▸ **Records provided**

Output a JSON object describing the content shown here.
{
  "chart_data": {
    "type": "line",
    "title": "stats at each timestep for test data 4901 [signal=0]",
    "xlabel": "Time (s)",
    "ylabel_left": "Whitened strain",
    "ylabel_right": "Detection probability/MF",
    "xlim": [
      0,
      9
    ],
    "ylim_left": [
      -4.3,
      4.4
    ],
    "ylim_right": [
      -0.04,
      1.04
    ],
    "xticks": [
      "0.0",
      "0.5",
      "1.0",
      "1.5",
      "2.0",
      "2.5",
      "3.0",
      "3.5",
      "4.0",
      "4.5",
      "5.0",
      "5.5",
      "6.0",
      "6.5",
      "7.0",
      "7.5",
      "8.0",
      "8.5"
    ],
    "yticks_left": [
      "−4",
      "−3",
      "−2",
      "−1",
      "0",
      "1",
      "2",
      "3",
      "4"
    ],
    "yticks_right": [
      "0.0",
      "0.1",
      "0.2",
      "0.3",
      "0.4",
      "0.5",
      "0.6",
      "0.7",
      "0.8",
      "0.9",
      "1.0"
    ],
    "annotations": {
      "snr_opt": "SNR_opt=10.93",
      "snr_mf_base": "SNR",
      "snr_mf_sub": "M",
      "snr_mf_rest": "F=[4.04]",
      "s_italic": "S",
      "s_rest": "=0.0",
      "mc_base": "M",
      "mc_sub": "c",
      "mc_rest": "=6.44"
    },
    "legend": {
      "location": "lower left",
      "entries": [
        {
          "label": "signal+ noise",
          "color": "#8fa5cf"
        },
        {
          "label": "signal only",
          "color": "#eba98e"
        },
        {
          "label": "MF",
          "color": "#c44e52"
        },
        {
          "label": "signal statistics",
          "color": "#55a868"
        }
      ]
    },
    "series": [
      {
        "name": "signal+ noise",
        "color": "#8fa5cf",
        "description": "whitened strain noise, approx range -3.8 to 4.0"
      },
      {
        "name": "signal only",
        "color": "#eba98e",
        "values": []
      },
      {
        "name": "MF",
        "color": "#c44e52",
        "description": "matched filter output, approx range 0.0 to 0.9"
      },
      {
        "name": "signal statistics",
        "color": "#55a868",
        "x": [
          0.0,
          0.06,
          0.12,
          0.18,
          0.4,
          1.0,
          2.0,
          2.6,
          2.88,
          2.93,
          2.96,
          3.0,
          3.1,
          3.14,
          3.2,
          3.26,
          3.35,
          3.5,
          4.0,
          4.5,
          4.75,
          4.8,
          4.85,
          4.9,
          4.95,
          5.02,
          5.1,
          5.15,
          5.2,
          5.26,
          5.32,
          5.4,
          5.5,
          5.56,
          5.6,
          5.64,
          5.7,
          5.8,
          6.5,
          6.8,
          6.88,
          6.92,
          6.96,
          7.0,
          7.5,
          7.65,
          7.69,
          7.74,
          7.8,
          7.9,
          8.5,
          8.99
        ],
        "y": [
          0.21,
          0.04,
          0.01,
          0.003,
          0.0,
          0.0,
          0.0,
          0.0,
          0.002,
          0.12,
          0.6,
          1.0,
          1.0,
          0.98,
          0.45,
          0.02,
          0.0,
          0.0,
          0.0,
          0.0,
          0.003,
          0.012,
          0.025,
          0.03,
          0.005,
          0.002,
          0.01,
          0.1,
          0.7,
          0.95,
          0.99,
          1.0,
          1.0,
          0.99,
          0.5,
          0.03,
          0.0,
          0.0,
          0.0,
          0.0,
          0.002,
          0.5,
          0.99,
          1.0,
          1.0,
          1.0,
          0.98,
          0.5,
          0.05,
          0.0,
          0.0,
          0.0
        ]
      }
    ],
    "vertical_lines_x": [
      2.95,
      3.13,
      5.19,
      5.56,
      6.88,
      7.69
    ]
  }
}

▸ **What to produce**
Which lines hold the string "noise"? List them all.

▸ **Reply**
          "label": "signal+ noise",
        "name": "signal+ noise",
        "description": "whitened strain noise, approx range -3.8 to 4.0"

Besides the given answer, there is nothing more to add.